## START

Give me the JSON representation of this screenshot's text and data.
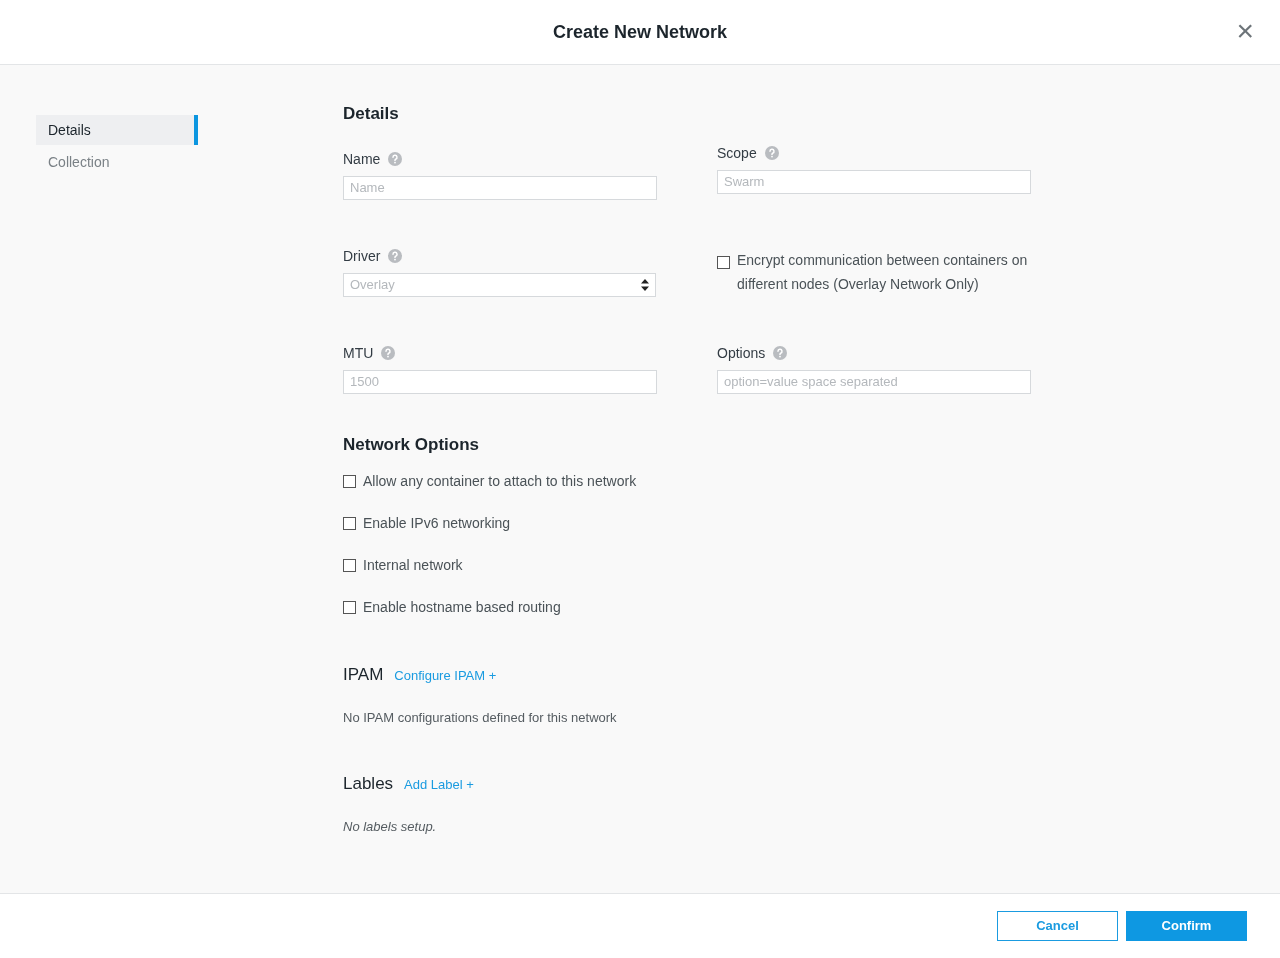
{
  "dialog": {
    "title": "Create New Network",
    "close": "×"
  },
  "sidebar": {
    "items": [
      {
        "label": "Details",
        "selected": true
      },
      {
        "label": "Collection",
        "selected": false
      }
    ]
  },
  "details": {
    "heading": "Details",
    "name": {
      "label": "Name",
      "placeholder": "Name"
    },
    "scope": {
      "label": "Scope",
      "placeholder": "Swarm"
    },
    "driver": {
      "label": "Driver",
      "placeholder": "Overlay"
    },
    "encrypt": {
      "label": "Encrypt communication between containers on different nodes (Overlay Network Only)",
      "checked": false
    },
    "mtu": {
      "label": "MTU",
      "placeholder": "1500"
    },
    "options": {
      "label": "Options",
      "placeholder": "option=value space separated"
    }
  },
  "network_options": {
    "heading": "Network Options",
    "items": [
      {
        "label": "Allow any container to attach to this network",
        "checked": false
      },
      {
        "label": "Enable IPv6 networking",
        "checked": false
      },
      {
        "label": "Internal network",
        "checked": false
      },
      {
        "label": "Enable hostname based routing",
        "checked": false
      }
    ]
  },
  "ipam": {
    "heading": "IPAM",
    "link": "Configure IPAM +",
    "empty": "No IPAM configurations defined for this network"
  },
  "labels": {
    "heading": "Lables",
    "link": "Add Label +",
    "empty": "No labels setup."
  },
  "buttons": {
    "cancel": "Cancel",
    "confirm": "Confirm"
  }
}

## END

**Short task:** Look over the records above and copy each line that includes the string "Overlay".

**Output of the task:**
      "placeholder": "Overlay"
      "label": "Encrypt communication between containers on different nodes (Overlay Network Only)",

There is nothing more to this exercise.